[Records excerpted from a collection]
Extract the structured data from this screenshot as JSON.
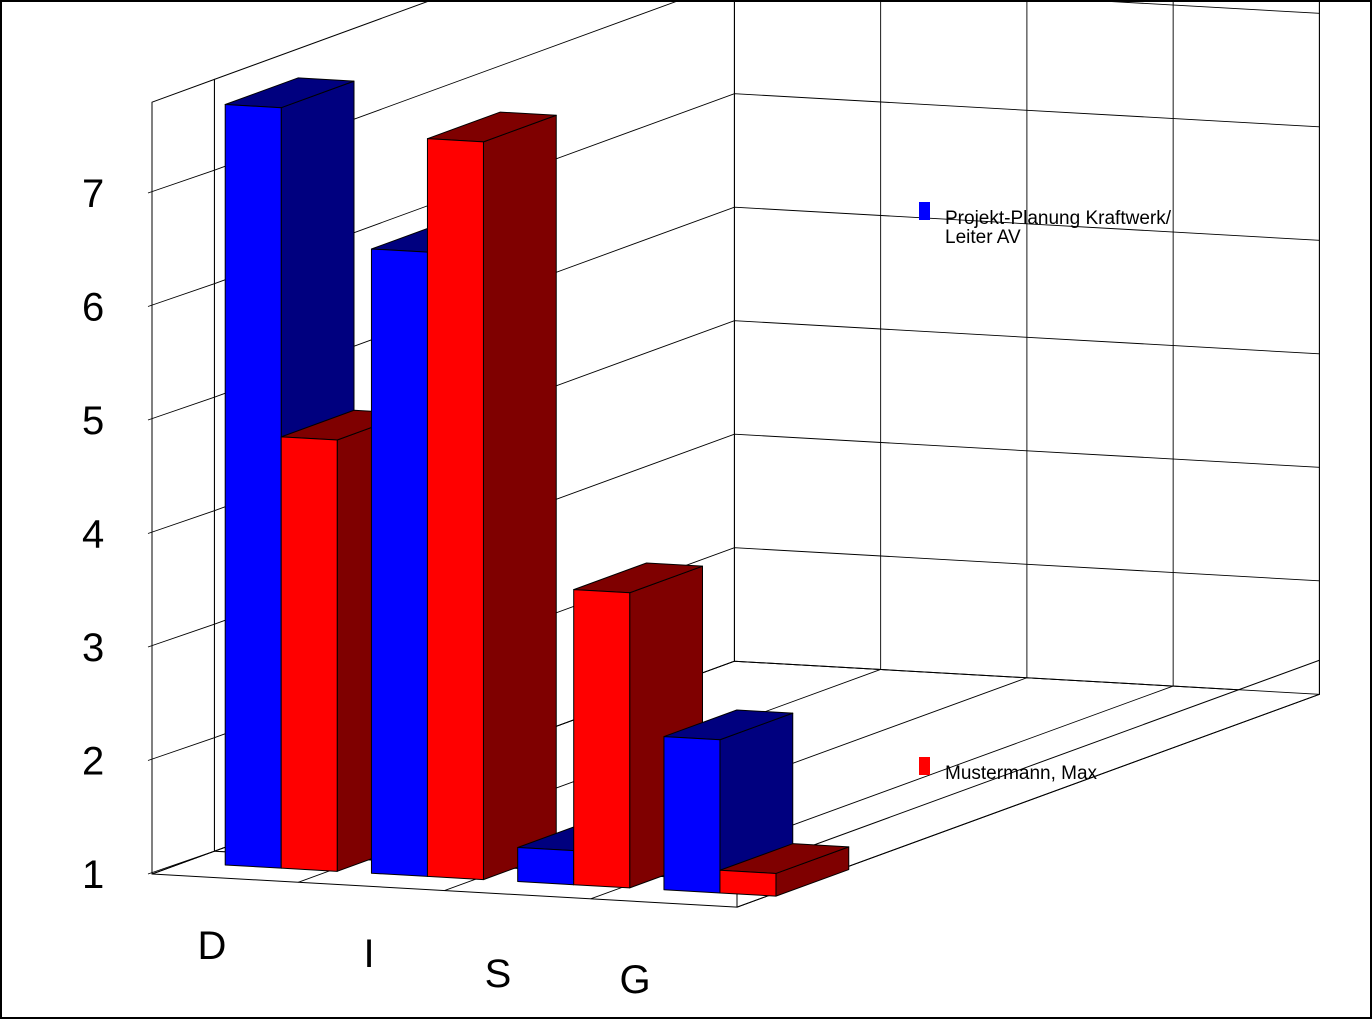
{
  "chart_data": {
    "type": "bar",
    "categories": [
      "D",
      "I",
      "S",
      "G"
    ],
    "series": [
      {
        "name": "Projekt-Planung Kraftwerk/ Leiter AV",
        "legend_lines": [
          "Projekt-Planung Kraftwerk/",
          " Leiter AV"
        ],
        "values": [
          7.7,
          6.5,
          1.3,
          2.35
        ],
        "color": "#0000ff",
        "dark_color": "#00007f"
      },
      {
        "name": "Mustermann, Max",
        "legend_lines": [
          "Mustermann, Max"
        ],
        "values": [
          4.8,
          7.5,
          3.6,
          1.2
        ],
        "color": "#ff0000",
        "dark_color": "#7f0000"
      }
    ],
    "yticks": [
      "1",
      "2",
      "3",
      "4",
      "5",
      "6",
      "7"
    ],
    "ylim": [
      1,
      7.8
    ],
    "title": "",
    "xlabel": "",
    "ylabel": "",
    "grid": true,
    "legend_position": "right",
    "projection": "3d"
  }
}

#### EXERCISE GOAL:
Without the pictures, output the full listing exactly as it stands.

#### COMPLETE ANSWER:
Extract the structured data from this screenshot as JSON.
{
  "chart_data": {
    "type": "bar",
    "categories": [
      "D",
      "I",
      "S",
      "G"
    ],
    "series": [
      {
        "name": "Projekt-Planung Kraftwerk/ Leiter AV",
        "legend_lines": [
          "Projekt-Planung Kraftwerk/",
          " Leiter AV"
        ],
        "values": [
          7.7,
          6.5,
          1.3,
          2.35
        ],
        "color": "#0000ff",
        "dark_color": "#00007f"
      },
      {
        "name": "Mustermann, Max",
        "legend_lines": [
          "Mustermann, Max"
        ],
        "values": [
          4.8,
          7.5,
          3.6,
          1.2
        ],
        "color": "#ff0000",
        "dark_color": "#7f0000"
      }
    ],
    "yticks": [
      "1",
      "2",
      "3",
      "4",
      "5",
      "6",
      "7"
    ],
    "ylim": [
      1,
      7.8
    ],
    "title": "",
    "xlabel": "",
    "ylabel": "",
    "grid": true,
    "legend_position": "right",
    "projection": "3d"
  }
}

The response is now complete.